▶ _Task directions_: Print out each record below, unaltered and complete, without its images.

Data records

"""

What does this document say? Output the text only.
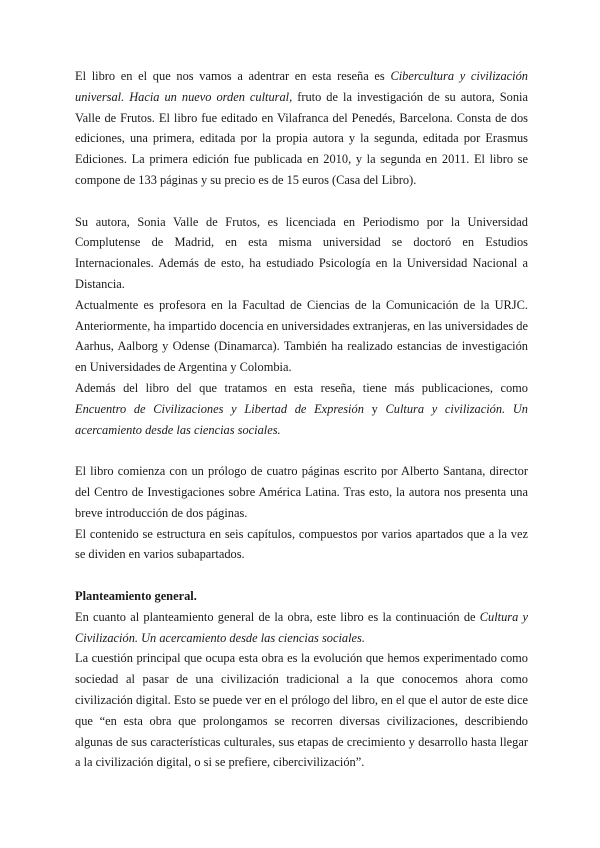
El libro en el que nos vamos a adentrar en esta reseña es Cibercultura y civilización universal. Hacia un nuevo orden cultural, fruto de la investigación de su autora, Sonia Valle de Frutos. El libro fue editado en Vilafranca del Penedés, Barcelona. Consta de dos ediciones, una primera, editada por la propia autora y la segunda, editada por Erasmus Ediciones. La primera edición fue publicada en 2010, y la segunda en 2011. El libro se compone de 133 páginas y su precio es de 15 euros (Casa del Libro).

Su autora, Sonia Valle de Frutos, es licenciada en Periodismo por la Universidad Complutense de Madrid, en esta misma universidad se doctoró en Estudios Internacionales. Además de esto, ha estudiado Psicología en la Universidad Nacional a Distancia.

Actualmente es profesora en la Facultad de Ciencias de la Comunicación de la URJC. Anteriormente, ha impartido docencia en universidades extranjeras, en las universidades de Aarhus, Aalborg y Odense (Dinamarca). También ha realizado estancias de investigación en Universidades de Argentina y Colombia.

Además del libro del que tratamos en esta reseña, tiene más publicaciones, como Encuentro de Civilizaciones y Libertad de Expresión y Cultura y civilización. Un acercamiento desde las ciencias sociales.

El libro comienza con un prólogo de cuatro páginas escrito por Alberto Santana, director del Centro de Investigaciones sobre América Latina. Tras esto, la autora nos presenta una breve introducción de dos páginas.

El contenido se estructura en seis capítulos, compuestos por varios apartados que a la vez se dividen en varios subapartados.

Planteamiento general.

En cuanto al planteamiento general de la obra, este libro es la continuación de Cultura y Civilización. Un acercamiento desde las ciencias sociales.

La cuestión principal que ocupa esta obra es la evolución que hemos experimentado como sociedad al pasar de una civilización tradicional a la que conocemos ahora como civilización digital. Esto se puede ver en el prólogo del libro, en el que el autor de este dice que “en esta obra que prolongamos se recorren diversas civilizaciones, describiendo algunas de sus características culturales, sus etapas de crecimiento y desarrollo hasta llegar a la civilización digital, o si se prefiere, cibercivilización”.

"""

▶ _Result of this exercise_:
What does this document say? Output the text only.
El libro en el que nos vamos a adentrar en esta reseña es Cibercultura y civilización universal. Hacia un nuevo orden cultural, fruto de la investigación de su autora, Sonia Valle de Frutos. El libro fue editado en Vilafranca del Penedés, Barcelona. Consta de dos ediciones, una primera, editada por la propia autora y la segunda, editada por Erasmus Ediciones. La primera edición fue publicada en 2010, y la segunda en 2011. El libro se compone de 133 páginas y su precio es de 15 euros (Casa del Libro).

Su autora, Sonia Valle de Frutos, es licenciada en Periodismo por la Universidad Complutense de Madrid, en esta misma universidad se doctoró en Estudios Internacionales. Además de esto, ha estudiado Psicología en la Universidad Nacional a Distancia.

Actualmente es profesora en la Facultad de Ciencias de la Comunicación de la URJC. Anteriormente, ha impartido docencia en universidades extranjeras, en las universidades de Aarhus, Aalborg y Odense (Dinamarca). También ha realizado estancias de investigación en Universidades de Argentina y Colombia.

Además del libro del que tratamos en esta reseña, tiene más publicaciones, como Encuentro de Civilizaciones y Libertad de Expresión y Cultura y civilización. Un acercamiento desde las ciencias sociales.

El libro comienza con un prólogo de cuatro páginas escrito por Alberto Santana, director del Centro de Investigaciones sobre América Latina. Tras esto, la autora nos presenta una breve introducción de dos páginas.

El contenido se estructura en seis capítulos, compuestos por varios apartados que a la vez se dividen en varios subapartados.

Planteamiento general.

En cuanto al planteamiento general de la obra, este libro es la continuación de Cultura y Civilización. Un acercamiento desde las ciencias sociales.

La cuestión principal que ocupa esta obra es la evolución que hemos experimentado como sociedad al pasar de una civilización tradicional a la que conocemos ahora como civilización digital. Esto se puede ver en el prólogo del libro, en el que el autor de este dice que “en esta obra que prolongamos se recorren diversas civilizaciones, describiendo algunas de sus características culturales, sus etapas de crecimiento y desarrollo hasta llegar a la civilización digital, o si se prefiere, cibercivilización”.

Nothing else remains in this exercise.